> _Task prompt_: Below are the records. List every line holding the word "ذكره".

> _Records for the task_:
%%
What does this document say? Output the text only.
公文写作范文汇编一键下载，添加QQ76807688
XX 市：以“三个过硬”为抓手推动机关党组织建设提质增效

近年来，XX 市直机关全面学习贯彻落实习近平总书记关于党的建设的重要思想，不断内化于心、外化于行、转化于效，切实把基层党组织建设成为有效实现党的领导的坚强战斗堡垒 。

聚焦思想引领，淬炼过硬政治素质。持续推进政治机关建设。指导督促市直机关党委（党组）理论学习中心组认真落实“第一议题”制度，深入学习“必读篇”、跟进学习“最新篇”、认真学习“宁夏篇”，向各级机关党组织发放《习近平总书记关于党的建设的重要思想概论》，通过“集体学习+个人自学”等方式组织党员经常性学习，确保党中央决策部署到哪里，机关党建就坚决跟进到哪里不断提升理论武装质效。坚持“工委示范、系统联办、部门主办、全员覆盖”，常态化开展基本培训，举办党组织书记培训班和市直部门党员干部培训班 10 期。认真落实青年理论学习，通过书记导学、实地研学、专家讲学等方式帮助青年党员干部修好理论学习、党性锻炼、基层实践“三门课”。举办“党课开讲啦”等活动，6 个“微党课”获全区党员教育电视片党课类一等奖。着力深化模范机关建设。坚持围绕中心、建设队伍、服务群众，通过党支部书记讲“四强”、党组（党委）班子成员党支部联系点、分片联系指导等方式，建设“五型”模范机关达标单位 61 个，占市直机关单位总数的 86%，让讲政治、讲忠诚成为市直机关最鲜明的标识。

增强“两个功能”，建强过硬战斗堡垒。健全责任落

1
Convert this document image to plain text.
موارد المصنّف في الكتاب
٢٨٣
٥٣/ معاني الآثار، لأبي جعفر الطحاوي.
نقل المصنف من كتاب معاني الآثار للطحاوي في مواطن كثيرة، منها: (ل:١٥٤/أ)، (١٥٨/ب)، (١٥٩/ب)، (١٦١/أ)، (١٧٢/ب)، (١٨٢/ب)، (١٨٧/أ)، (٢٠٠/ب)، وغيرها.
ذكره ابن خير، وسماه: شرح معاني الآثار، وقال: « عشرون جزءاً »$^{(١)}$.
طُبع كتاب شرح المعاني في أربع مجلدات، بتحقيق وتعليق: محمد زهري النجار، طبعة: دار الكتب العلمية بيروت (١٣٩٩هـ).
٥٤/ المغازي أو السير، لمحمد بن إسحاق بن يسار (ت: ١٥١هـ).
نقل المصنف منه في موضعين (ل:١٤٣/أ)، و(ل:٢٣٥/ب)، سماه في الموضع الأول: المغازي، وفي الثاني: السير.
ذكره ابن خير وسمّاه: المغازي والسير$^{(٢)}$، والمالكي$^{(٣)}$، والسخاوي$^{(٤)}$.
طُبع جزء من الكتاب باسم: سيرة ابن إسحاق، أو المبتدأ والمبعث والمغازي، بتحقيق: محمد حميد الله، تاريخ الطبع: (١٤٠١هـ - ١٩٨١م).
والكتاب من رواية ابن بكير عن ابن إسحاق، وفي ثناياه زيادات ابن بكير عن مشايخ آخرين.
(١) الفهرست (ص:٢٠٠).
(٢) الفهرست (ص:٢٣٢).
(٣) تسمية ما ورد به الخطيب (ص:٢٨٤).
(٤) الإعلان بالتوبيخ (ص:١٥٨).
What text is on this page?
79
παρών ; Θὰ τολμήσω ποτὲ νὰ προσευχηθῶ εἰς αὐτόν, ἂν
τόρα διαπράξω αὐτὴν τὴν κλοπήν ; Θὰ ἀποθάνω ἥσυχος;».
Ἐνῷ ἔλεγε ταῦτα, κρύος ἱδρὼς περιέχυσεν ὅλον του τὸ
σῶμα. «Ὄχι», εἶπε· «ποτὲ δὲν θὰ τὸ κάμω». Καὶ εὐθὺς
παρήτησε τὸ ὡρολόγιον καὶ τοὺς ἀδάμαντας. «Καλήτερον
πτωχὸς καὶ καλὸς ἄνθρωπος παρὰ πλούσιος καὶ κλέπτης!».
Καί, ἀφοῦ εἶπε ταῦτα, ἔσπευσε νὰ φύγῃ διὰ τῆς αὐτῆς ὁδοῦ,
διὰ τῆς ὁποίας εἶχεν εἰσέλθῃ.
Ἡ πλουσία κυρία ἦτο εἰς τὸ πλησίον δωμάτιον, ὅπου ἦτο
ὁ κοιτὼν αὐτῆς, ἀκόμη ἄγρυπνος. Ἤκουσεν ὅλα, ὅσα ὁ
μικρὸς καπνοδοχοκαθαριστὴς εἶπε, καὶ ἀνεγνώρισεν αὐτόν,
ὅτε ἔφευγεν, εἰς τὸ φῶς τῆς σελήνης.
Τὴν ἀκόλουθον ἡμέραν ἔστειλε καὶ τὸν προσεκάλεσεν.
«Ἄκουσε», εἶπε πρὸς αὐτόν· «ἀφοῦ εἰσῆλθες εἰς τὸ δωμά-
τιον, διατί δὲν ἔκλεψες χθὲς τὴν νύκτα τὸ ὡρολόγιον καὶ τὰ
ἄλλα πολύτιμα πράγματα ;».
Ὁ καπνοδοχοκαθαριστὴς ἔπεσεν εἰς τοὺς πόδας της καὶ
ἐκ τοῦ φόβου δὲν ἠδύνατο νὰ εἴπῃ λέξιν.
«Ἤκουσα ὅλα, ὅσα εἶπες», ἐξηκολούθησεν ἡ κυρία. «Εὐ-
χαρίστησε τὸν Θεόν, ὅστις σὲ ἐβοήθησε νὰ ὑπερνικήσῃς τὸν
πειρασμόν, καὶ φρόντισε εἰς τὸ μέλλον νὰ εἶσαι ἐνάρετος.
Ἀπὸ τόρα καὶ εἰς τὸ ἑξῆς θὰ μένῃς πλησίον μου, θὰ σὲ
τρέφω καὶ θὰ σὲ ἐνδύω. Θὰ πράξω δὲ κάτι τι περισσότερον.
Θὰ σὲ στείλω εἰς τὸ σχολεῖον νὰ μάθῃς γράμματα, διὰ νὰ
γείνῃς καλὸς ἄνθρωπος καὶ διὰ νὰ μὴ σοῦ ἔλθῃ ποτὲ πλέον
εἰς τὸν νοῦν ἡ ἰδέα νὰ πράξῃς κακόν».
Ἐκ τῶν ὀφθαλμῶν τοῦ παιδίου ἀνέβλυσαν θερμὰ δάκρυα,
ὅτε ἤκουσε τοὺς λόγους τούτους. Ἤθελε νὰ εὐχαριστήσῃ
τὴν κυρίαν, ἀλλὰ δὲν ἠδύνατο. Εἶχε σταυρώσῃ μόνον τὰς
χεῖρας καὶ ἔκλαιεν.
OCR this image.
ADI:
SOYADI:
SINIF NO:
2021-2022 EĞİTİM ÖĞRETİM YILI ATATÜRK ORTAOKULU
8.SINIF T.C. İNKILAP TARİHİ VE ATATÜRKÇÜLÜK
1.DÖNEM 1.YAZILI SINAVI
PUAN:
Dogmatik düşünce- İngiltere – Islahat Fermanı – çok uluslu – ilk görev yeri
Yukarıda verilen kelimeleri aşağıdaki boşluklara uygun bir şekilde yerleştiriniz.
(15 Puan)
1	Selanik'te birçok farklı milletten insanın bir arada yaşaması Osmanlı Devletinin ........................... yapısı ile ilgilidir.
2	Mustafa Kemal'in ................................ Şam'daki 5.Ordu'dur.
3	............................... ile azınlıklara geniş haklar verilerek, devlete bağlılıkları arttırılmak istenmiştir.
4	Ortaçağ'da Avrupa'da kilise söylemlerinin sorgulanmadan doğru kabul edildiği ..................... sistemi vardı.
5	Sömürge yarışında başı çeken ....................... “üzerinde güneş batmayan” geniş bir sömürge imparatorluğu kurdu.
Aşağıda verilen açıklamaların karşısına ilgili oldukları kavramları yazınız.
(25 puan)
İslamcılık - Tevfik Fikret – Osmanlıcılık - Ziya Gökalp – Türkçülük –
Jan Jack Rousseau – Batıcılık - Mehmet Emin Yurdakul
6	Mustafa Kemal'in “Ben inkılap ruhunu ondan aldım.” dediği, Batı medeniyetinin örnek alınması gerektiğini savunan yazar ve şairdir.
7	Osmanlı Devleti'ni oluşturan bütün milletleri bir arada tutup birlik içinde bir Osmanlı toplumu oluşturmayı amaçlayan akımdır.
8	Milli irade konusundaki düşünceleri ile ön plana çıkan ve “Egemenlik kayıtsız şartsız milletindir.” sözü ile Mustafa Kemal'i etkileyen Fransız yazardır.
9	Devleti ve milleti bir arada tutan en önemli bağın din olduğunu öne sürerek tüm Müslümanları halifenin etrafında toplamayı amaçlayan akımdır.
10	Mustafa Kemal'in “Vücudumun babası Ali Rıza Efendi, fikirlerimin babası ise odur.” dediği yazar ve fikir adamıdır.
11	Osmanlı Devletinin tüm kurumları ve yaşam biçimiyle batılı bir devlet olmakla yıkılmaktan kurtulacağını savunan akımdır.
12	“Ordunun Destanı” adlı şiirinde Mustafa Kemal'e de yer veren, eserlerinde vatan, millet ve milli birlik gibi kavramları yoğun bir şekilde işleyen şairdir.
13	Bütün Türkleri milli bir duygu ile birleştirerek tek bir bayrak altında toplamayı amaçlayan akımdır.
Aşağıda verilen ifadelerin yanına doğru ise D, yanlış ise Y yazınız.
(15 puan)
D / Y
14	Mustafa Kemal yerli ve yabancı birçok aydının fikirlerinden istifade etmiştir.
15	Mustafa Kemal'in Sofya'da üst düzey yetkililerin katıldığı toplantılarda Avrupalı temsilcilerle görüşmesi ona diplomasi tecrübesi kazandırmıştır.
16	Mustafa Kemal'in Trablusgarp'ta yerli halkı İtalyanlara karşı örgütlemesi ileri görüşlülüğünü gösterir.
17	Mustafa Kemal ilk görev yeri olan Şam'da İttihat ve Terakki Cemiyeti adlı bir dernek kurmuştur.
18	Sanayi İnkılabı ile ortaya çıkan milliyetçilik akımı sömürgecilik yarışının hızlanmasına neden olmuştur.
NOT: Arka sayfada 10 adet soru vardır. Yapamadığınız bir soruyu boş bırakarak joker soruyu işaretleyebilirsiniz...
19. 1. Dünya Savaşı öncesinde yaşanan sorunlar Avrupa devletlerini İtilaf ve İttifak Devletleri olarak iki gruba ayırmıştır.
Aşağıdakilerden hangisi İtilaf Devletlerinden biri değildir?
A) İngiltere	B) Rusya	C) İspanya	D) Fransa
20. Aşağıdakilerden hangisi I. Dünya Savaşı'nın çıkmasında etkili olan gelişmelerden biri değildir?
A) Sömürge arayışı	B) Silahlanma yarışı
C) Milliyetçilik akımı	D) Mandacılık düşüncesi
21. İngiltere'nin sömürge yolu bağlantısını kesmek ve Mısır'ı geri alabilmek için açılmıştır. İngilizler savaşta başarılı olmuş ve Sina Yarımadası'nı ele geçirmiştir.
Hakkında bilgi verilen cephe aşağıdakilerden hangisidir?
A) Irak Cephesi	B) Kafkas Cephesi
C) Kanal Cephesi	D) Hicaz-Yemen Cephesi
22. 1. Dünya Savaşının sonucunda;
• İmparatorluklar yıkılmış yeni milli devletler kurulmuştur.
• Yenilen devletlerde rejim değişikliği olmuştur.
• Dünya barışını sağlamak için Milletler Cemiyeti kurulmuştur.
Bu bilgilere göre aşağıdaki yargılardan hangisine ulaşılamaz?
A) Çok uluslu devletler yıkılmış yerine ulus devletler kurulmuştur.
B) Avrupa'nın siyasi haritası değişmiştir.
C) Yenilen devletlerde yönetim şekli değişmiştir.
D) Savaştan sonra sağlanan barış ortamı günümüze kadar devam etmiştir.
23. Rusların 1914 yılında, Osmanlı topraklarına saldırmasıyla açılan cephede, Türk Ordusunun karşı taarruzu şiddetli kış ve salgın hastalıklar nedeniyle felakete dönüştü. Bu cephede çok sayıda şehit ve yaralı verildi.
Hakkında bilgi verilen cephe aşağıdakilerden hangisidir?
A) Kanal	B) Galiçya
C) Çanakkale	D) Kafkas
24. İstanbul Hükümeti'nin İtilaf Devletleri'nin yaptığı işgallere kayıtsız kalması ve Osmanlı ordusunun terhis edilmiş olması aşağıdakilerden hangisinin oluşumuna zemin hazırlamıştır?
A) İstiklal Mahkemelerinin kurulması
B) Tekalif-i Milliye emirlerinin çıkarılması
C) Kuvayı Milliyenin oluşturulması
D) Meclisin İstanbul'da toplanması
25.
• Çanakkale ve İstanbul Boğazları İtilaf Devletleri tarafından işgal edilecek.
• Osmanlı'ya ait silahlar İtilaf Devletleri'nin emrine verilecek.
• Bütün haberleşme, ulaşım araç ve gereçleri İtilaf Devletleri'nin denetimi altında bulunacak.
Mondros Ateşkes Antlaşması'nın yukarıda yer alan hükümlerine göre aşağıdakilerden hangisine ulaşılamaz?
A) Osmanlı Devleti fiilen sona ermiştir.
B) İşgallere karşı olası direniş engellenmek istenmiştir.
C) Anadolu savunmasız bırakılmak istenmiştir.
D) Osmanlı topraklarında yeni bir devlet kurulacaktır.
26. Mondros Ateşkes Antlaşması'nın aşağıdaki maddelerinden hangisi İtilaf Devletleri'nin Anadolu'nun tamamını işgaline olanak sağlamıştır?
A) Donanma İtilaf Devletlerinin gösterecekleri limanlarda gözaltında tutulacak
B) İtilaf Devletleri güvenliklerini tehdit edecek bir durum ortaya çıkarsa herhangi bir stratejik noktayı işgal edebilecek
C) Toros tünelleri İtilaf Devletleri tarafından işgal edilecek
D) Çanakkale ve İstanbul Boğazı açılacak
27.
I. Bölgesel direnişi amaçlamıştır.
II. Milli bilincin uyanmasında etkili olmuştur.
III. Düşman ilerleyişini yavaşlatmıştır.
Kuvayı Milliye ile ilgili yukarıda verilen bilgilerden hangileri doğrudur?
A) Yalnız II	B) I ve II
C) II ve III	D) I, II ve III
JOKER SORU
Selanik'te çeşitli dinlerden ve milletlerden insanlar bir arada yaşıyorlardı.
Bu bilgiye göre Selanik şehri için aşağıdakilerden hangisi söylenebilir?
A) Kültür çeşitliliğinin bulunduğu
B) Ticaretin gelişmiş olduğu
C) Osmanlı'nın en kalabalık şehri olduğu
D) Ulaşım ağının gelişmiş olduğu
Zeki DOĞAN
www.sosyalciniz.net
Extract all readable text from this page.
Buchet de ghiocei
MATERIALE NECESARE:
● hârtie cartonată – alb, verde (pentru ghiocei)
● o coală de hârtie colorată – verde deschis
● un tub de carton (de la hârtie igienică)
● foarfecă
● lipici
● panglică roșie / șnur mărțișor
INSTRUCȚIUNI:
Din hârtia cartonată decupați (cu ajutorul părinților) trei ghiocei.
%%
> _Full answer_:
ذكره ابن خير، وسماه: شرح معاني الآثار، وقال: « عشرون جزءاً »$^{(١)}$.
ذكره ابن خير وسمّاه: المغازي والسير$^{(٢)}$، والمالكي$^{(٣)}$، والسخاوي$^{(٤)}$.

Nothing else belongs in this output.